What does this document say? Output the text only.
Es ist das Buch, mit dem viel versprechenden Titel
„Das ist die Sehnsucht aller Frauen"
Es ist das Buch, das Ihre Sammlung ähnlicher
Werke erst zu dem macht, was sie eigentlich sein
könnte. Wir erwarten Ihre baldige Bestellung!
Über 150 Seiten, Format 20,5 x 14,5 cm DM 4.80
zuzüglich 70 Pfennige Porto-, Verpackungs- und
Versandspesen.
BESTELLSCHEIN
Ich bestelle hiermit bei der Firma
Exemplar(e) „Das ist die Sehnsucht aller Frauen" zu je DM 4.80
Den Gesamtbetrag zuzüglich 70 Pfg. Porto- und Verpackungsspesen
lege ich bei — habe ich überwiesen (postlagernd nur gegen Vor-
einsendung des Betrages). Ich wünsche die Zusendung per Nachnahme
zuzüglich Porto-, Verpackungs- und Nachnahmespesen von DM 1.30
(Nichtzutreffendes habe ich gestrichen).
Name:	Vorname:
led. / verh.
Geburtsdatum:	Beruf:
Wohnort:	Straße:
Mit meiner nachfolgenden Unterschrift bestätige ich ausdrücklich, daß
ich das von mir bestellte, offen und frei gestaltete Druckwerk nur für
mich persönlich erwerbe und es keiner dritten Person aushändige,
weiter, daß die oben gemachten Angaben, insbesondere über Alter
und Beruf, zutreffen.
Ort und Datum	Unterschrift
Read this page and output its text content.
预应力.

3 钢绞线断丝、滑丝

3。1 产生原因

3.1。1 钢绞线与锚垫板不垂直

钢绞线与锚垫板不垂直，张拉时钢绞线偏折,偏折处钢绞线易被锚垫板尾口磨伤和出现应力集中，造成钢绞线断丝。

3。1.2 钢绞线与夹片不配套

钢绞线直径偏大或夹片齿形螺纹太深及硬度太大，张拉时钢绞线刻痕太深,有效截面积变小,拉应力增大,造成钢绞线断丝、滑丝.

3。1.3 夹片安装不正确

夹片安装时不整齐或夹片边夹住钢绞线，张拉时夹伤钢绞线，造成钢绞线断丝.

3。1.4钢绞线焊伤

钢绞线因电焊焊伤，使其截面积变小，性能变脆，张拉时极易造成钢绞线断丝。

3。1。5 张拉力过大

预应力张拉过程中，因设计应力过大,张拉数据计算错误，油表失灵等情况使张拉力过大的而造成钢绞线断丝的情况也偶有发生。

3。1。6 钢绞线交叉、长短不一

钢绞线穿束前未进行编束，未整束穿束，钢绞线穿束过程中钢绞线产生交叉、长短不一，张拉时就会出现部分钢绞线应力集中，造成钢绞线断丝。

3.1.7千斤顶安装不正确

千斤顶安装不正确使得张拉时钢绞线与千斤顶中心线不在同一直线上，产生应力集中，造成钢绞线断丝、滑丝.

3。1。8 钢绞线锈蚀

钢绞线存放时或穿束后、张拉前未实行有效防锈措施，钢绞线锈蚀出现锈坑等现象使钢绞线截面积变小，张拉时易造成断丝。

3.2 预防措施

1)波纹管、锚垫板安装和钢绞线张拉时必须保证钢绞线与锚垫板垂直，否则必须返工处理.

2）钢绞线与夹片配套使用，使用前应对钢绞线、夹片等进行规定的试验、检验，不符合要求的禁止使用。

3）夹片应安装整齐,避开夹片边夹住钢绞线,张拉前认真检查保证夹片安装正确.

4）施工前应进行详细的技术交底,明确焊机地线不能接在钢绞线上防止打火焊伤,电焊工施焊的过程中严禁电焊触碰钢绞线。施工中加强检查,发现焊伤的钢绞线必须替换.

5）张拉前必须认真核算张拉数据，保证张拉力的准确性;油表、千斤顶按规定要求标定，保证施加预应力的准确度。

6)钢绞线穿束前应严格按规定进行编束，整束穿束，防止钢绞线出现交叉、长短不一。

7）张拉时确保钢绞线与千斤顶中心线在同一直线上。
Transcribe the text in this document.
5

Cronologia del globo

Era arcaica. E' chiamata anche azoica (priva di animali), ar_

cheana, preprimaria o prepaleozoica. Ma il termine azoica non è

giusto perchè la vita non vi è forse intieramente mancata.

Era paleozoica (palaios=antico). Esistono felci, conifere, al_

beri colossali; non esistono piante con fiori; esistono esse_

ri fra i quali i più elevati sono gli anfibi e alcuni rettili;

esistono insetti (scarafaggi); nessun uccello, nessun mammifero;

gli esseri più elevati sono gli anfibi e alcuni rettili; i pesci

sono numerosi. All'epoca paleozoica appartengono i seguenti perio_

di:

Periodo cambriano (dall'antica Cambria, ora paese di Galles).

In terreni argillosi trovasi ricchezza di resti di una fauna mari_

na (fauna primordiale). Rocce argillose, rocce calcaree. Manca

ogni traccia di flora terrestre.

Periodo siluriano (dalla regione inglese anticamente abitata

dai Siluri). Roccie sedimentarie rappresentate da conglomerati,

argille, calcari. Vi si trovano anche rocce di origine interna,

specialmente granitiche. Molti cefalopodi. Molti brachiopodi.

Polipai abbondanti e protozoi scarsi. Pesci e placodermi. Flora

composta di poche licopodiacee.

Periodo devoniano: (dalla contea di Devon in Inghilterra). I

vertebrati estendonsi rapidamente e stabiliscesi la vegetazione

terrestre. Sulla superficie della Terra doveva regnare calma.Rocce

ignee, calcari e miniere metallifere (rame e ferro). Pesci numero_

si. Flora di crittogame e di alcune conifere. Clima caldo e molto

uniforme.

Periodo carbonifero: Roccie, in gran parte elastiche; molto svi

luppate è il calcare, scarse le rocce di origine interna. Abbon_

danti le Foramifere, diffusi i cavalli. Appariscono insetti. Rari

(Brief) Produce an exact copy of all the records.

(Solution for this task)
What does this document say? Output the text only.
Es ist das Buch, mit dem viel versprechenden Titel
„Das ist die Sehnsucht aller Frauen"
Es ist das Buch, das Ihre Sammlung ähnlicher
Werke erst zu dem macht, was sie eigentlich sein
könnte. Wir erwarten Ihre baldige Bestellung!
Über 150 Seiten, Format 20,5 x 14,5 cm DM 4.80
zuzüglich 70 Pfennige Porto-, Verpackungs- und
Versandspesen.
BESTELLSCHEIN
Ich bestelle hiermit bei der Firma
Exemplar(e) „Das ist die Sehnsucht aller Frauen" zu je DM 4.80
Den Gesamtbetrag zuzüglich 70 Pfg. Porto- und Verpackungsspesen
lege ich bei — habe ich überwiesen (postlagernd nur gegen Vor-
einsendung des Betrages). Ich wünsche die Zusendung per Nachnahme
zuzüglich Porto-, Verpackungs- und Nachnahmespesen von DM 1.30
(Nichtzutreffendes habe ich gestrichen).
Name:	Vorname:
led. / verh.
Geburtsdatum:	Beruf:
Wohnort:	Straße:
Mit meiner nachfolgenden Unterschrift bestätige ich ausdrücklich, daß
ich das von mir bestellte, offen und frei gestaltete Druckwerk nur für
mich persönlich erwerbe und es keiner dritten Person aushändige,
weiter, daß die oben gemachten Angaben, insbesondere über Alter
und Beruf, zutreffen.
Ort und Datum	Unterschrift
Read this page and output its text content.
预应力.

3 钢绞线断丝、滑丝

3。1 产生原因

3.1。1 钢绞线与锚垫板不垂直

钢绞线与锚垫板不垂直，张拉时钢绞线偏折,偏折处钢绞线易被锚垫板尾口磨伤和出现应力集中，造成钢绞线断丝。

3。1.2 钢绞线与夹片不配套

钢绞线直径偏大或夹片齿形螺纹太深及硬度太大，张拉时钢绞线刻痕太深,有效截面积变小,拉应力增大,造成钢绞线断丝、滑丝.

3。1.3 夹片安装不正确

夹片安装时不整齐或夹片边夹住钢绞线，张拉时夹伤钢绞线，造成钢绞线断丝.

3。1.4钢绞线焊伤

钢绞线因电焊焊伤，使其截面积变小，性能变脆，张拉时极易造成钢绞线断丝。

3。1。5 张拉力过大

预应力张拉过程中，因设计应力过大,张拉数据计算错误，油表失灵等情况使张拉力过大的而造成钢绞线断丝的情况也偶有发生。

3。1。6 钢绞线交叉、长短不一

钢绞线穿束前未进行编束，未整束穿束，钢绞线穿束过程中钢绞线产生交叉、长短不一，张拉时就会出现部分钢绞线应力集中，造成钢绞线断丝。

3.1.7千斤顶安装不正确

千斤顶安装不正确使得张拉时钢绞线与千斤顶中心线不在同一直线上，产生应力集中，造成钢绞线断丝、滑丝.

3。1。8 钢绞线锈蚀

钢绞线存放时或穿束后、张拉前未实行有效防锈措施，钢绞线锈蚀出现锈坑等现象使钢绞线截面积变小，张拉时易造成断丝。

3.2 预防措施

1)波纹管、锚垫板安装和钢绞线张拉时必须保证钢绞线与锚垫板垂直，否则必须返工处理.

2）钢绞线与夹片配套使用，使用前应对钢绞线、夹片等进行规定的试验、检验，不符合要求的禁止使用。

3）夹片应安装整齐,避开夹片边夹住钢绞线,张拉前认真检查保证夹片安装正确.

4）施工前应进行详细的技术交底,明确焊机地线不能接在钢绞线上防止打火焊伤,电焊工施焊的过程中严禁电焊触碰钢绞线。施工中加强检查,发现焊伤的钢绞线必须替换.

5）张拉前必须认真核算张拉数据，保证张拉力的准确性;油表、千斤顶按规定要求标定，保证施加预应力的准确度。

6)钢绞线穿束前应严格按规定进行编束，整束穿束，防止钢绞线出现交叉、长短不一。

7）张拉时确保钢绞线与千斤顶中心线在同一直线上。
Transcribe the text in this document.
5

Cronologia del globo

Era arcaica. E' chiamata anche azoica (priva di animali), ar_

cheana, preprimaria o prepaleozoica. Ma il termine azoica non è

giusto perchè la vita non vi è forse intieramente mancata.

Era paleozoica (palaios=antico). Esistono felci, conifere, al_

beri colossali; non esistono piante con fiori; esistono esse_

ri fra i quali i più elevati sono gli anfibi e alcuni rettili;

esistono insetti (scarafaggi); nessun uccello, nessun mammifero;

gli esseri più elevati sono gli anfibi e alcuni rettili; i pesci

sono numerosi. All'epoca paleozoica appartengono i seguenti perio_

di:

Periodo cambriano (dall'antica Cambria, ora paese di Galles).

In terreni argillosi trovasi ricchezza di resti di una fauna mari_

na (fauna primordiale). Rocce argillose, rocce calcaree. Manca

ogni traccia di flora terrestre.

Periodo siluriano (dalla regione inglese anticamente abitata

dai Siluri). Roccie sedimentarie rappresentate da conglomerati,

argille, calcari. Vi si trovano anche rocce di origine interna,

specialmente granitiche. Molti cefalopodi. Molti brachiopodi.

Polipai abbondanti e protozoi scarsi. Pesci e placodermi. Flora

composta di poche licopodiacee.

Periodo devoniano: (dalla contea di Devon in Inghilterra). I

vertebrati estendonsi rapidamente e stabiliscesi la vegetazione

terrestre. Sulla superficie della Terra doveva regnare calma.Rocce

ignee, calcari e miniere metallifere (rame e ferro). Pesci numero_

si. Flora di crittogame e di alcune conifere. Clima caldo e molto

uniforme.

Periodo carbonifero: Roccie, in gran parte elastiche; molto svi

luppate è il calcare, scarse le rocce di origine interna. Abbon_

danti le Foramifere, diffusi i cavalli. Appariscono insetti. Rari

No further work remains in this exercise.